**DIRECTIONS**
From the entries below, gather every line containing the string "Universität".
-=-=-=-=-
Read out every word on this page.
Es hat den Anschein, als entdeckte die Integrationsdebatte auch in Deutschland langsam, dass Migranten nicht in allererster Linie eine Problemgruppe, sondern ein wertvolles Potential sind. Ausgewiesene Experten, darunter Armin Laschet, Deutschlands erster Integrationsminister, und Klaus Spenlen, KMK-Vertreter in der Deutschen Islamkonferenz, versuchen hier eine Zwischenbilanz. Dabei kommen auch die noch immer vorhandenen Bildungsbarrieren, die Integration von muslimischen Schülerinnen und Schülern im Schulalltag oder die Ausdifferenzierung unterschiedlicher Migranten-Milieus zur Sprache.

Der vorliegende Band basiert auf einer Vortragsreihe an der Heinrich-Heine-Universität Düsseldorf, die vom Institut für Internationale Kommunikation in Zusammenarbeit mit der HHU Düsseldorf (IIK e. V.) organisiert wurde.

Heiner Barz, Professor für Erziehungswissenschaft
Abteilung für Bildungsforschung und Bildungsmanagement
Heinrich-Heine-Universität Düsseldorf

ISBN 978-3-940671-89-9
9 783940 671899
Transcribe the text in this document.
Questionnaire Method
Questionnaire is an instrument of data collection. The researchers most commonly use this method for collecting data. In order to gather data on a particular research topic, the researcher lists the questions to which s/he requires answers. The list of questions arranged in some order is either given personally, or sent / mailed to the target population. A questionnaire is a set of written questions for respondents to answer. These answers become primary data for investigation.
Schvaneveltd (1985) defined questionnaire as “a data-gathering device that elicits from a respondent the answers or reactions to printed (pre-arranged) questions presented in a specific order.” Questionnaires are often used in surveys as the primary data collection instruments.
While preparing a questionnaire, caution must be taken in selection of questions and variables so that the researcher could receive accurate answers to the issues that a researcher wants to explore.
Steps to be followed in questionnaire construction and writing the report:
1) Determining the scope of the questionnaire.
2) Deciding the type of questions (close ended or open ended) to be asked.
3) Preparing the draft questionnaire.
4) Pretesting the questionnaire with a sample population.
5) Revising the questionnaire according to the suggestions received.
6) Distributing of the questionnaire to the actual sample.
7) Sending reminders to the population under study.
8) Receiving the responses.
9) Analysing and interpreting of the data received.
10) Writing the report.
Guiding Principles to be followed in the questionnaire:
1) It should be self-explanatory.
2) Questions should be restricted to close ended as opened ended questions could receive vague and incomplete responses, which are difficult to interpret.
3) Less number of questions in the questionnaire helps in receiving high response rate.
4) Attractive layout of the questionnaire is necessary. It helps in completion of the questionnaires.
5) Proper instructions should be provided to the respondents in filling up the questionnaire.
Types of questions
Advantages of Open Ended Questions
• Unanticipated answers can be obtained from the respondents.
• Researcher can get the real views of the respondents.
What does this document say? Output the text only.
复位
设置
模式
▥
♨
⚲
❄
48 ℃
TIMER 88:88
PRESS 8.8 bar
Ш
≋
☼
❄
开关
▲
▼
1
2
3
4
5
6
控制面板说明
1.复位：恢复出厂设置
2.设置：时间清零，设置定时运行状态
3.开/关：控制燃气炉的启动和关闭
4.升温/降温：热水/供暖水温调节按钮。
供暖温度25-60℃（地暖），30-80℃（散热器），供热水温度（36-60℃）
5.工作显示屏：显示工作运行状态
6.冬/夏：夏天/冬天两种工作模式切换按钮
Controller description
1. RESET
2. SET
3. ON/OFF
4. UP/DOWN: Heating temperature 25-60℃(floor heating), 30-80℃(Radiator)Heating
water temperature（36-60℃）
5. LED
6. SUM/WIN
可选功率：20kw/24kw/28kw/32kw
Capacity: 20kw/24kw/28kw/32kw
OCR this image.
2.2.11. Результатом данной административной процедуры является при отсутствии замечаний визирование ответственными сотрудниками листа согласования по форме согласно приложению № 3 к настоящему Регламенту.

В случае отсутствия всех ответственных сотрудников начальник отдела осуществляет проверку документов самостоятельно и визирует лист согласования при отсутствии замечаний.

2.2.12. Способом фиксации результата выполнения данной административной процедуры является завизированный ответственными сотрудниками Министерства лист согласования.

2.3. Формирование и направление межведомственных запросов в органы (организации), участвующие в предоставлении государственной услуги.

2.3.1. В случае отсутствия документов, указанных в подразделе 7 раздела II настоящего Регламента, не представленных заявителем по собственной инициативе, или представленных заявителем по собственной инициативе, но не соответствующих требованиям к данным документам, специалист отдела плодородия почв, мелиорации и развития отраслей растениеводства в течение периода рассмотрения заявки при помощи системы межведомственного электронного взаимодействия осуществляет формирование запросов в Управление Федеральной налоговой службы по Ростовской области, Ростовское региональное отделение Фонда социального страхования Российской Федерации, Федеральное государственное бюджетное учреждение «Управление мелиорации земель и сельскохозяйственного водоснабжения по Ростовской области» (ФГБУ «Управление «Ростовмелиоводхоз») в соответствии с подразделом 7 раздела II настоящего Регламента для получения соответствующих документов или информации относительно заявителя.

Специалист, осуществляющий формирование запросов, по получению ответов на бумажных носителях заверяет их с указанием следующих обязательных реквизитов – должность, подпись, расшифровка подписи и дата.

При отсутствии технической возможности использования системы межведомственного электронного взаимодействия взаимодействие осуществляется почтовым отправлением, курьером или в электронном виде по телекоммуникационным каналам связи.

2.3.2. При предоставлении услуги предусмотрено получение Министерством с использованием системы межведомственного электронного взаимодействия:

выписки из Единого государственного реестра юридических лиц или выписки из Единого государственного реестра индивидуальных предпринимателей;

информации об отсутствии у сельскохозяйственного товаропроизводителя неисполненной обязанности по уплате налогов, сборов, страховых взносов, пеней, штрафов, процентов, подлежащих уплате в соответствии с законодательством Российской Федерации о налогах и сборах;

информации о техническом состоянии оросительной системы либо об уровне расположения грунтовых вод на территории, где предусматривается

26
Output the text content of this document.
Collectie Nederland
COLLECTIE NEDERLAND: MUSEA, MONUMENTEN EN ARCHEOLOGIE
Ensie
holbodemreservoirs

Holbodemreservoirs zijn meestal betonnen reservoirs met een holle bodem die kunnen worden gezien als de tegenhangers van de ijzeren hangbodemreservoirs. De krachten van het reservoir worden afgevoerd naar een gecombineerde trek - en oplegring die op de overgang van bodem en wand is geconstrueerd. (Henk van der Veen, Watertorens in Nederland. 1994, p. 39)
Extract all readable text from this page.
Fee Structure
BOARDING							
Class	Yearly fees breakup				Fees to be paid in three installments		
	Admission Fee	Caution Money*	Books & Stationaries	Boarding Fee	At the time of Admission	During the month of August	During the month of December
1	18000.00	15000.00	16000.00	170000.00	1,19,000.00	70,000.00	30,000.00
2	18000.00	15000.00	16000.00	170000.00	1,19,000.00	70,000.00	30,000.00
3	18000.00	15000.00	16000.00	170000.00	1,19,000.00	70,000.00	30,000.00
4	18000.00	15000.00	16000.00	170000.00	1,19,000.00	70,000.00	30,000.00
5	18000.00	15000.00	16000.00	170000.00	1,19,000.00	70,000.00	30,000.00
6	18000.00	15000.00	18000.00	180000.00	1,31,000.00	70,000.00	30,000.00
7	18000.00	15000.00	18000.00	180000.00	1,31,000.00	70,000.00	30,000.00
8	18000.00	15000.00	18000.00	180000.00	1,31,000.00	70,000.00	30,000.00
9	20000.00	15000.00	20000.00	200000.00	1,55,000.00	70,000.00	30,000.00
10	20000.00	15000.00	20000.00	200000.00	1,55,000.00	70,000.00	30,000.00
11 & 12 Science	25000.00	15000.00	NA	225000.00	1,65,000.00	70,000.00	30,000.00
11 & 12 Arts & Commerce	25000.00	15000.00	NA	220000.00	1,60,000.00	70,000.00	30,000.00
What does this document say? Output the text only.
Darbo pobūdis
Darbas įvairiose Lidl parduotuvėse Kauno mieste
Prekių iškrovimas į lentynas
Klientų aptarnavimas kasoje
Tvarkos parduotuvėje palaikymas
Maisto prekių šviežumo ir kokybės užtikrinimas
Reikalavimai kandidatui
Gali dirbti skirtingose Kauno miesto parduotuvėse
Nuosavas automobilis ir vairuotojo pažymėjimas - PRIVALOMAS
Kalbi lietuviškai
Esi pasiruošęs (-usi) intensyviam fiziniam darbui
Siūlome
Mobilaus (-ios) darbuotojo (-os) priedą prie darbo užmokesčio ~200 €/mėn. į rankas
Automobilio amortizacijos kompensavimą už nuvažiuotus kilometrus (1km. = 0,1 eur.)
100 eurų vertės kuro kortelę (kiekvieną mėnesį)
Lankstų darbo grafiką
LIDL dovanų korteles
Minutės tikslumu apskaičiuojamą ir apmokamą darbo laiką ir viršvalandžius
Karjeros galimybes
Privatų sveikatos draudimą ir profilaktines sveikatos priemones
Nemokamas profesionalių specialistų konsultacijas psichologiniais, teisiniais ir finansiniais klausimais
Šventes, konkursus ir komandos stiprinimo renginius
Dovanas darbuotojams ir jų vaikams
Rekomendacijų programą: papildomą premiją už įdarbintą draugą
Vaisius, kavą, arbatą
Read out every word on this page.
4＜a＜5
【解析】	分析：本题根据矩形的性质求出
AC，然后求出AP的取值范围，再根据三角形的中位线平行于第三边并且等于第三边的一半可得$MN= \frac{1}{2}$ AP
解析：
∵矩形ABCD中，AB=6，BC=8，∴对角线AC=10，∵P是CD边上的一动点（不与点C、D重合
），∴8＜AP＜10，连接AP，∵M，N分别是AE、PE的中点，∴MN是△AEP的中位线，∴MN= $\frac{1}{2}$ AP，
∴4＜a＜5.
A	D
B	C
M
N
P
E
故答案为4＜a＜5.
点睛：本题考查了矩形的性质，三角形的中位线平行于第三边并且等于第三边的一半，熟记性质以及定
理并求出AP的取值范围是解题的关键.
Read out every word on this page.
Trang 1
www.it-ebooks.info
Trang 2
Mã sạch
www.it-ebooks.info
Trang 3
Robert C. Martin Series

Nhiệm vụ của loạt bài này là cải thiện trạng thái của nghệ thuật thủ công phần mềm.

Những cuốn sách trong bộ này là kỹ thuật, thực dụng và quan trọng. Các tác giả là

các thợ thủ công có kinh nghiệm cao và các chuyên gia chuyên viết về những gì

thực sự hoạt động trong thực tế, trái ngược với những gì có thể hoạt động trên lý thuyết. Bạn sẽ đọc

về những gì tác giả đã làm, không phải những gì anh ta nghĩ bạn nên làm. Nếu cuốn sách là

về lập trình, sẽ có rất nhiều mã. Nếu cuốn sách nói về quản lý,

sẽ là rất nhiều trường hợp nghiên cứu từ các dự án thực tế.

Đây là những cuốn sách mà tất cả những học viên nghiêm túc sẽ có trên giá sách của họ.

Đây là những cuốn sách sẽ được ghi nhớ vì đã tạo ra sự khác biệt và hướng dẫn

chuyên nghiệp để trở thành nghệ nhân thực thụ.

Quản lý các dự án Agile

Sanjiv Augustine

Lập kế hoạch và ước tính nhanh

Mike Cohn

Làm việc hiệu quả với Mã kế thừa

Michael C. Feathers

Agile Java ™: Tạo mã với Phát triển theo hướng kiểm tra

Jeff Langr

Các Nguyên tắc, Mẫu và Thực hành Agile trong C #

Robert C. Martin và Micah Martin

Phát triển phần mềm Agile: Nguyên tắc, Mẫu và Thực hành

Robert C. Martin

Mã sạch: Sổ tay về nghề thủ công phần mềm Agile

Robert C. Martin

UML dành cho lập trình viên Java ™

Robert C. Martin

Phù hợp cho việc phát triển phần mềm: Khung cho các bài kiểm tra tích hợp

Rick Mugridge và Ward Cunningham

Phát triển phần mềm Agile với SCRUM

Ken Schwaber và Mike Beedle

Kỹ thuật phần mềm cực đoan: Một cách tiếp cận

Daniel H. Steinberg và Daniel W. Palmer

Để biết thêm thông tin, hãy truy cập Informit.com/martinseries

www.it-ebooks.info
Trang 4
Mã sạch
-=-=-=-=-
**ANSWER TO THE TASK**
Der vorliegende Band basiert auf einer Vortragsreihe an der Heinrich-Heine-Universität Düsseldorf, die vom Institut für Internationale Kommunikation in Zusammenarbeit mit der HHU Düsseldorf (IIK e. V.) organisiert wurde.
Heinrich-Heine-Universität Düsseldorf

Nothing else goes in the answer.